# WHAT TO PRODUCE:
Copy out each line of the listing that has the word "Födda" in it.
** START **
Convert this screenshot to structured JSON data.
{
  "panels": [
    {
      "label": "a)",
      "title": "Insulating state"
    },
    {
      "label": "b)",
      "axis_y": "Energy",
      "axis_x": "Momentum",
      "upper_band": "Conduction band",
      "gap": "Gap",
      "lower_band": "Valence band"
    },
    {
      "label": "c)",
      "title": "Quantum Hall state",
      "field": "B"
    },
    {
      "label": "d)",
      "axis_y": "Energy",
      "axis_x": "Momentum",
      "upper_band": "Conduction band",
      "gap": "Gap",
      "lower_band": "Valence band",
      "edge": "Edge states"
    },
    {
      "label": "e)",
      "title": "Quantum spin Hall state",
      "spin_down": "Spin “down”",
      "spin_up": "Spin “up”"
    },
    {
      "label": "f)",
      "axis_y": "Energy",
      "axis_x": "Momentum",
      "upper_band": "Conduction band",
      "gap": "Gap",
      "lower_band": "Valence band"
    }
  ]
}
** END **
** START **
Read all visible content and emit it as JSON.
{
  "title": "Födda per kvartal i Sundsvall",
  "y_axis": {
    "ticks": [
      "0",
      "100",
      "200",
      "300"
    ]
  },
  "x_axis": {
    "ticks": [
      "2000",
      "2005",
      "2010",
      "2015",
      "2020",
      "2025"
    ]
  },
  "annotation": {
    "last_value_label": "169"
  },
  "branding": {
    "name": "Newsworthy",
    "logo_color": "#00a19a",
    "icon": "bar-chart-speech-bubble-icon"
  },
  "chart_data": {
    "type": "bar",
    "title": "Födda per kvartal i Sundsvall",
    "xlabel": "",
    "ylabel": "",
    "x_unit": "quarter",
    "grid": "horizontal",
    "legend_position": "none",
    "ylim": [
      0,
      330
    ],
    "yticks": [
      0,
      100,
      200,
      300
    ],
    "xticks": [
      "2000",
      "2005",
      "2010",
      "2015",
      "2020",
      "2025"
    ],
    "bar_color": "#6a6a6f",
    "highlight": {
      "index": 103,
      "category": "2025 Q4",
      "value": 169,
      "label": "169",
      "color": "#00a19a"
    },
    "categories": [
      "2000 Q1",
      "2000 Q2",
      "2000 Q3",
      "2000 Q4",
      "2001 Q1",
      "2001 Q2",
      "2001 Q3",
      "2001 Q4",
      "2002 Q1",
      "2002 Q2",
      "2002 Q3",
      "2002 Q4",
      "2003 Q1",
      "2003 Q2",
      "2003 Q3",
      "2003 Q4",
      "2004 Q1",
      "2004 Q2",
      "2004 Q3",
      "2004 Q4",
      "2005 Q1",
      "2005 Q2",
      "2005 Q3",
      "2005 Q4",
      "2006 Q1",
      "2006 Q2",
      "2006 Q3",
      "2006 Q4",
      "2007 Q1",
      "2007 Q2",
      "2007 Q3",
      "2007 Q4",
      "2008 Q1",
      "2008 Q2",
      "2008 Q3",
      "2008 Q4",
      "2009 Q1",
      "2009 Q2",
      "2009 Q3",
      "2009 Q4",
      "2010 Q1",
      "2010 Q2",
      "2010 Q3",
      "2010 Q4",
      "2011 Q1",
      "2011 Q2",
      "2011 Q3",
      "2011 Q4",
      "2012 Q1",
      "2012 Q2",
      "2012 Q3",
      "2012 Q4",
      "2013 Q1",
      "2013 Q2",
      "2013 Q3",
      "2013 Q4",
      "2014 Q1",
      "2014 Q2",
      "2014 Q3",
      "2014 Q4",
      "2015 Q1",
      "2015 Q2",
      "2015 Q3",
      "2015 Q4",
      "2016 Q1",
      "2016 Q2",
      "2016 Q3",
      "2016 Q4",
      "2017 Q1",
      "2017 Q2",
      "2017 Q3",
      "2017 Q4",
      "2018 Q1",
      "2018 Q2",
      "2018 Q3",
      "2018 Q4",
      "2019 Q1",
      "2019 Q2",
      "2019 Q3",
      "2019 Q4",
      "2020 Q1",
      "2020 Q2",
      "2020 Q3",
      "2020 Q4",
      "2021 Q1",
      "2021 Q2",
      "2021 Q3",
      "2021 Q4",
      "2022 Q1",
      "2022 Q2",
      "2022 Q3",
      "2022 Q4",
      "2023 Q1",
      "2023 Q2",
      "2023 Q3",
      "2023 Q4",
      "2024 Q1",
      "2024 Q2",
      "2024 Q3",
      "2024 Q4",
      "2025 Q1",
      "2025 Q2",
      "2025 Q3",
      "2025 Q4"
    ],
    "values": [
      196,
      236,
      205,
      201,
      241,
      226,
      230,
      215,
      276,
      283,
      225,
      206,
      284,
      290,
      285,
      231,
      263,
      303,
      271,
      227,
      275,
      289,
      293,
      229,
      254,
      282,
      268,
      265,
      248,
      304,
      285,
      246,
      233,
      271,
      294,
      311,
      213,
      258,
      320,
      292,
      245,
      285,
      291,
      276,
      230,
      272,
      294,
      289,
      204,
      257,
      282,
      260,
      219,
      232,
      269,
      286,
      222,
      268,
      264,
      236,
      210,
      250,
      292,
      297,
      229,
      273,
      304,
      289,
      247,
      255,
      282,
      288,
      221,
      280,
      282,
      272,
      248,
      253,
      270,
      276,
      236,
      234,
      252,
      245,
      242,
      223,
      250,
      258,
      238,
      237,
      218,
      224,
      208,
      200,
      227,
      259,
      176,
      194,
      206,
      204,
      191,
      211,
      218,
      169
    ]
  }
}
** END **
** START **
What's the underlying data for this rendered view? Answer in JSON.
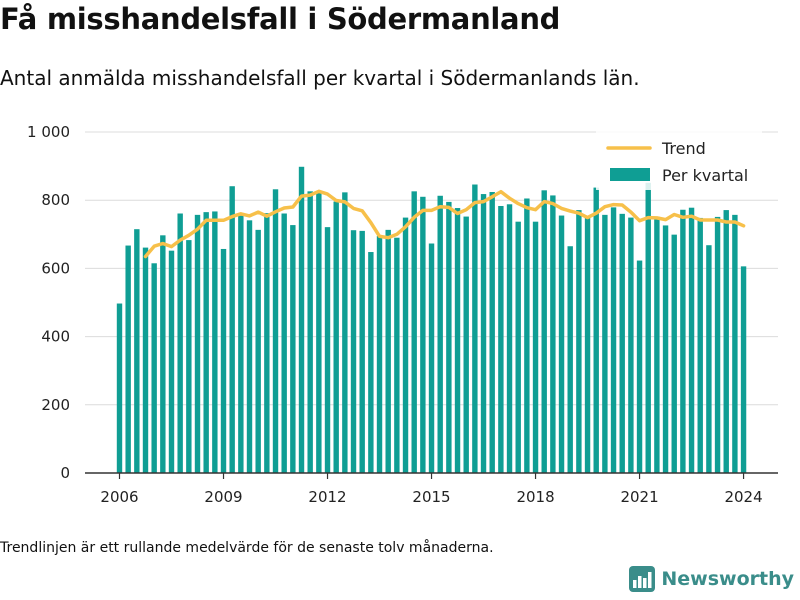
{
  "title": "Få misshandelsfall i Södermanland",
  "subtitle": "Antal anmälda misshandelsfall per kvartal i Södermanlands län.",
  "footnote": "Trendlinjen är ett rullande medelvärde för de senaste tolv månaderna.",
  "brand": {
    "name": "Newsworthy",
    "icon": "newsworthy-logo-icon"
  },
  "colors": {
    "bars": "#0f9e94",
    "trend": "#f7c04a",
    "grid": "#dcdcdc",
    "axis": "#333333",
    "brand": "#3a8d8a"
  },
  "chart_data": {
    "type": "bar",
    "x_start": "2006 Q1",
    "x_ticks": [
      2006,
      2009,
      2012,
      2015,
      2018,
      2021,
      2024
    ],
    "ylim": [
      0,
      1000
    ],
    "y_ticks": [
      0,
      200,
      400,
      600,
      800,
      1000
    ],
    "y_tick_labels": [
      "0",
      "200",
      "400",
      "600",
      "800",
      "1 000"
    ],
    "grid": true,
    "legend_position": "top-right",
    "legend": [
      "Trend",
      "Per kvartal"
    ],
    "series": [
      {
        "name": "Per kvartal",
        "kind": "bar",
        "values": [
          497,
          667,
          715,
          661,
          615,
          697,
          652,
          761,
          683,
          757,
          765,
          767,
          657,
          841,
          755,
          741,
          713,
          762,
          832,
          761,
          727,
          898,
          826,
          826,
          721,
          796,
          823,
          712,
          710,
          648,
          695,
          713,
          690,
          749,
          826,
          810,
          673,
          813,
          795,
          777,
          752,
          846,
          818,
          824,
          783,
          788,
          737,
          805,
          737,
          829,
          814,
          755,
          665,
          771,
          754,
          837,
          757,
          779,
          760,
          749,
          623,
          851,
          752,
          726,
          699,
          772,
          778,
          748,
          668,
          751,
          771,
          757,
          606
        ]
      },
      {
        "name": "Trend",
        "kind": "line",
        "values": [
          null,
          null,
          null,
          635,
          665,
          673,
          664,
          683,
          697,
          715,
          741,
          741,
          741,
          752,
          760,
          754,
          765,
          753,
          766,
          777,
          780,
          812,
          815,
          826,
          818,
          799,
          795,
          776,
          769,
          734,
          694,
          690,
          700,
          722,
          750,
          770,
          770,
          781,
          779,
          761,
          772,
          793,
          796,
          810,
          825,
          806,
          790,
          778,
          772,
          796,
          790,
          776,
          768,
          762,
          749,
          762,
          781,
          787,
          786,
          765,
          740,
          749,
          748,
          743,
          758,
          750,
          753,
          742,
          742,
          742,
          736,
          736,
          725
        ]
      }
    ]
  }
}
** END **
# RESULT OF THIS TASK:
  "title": "Födda per kvartal i Sundsvall",
    "title": "Födda per kvartal i Sundsvall",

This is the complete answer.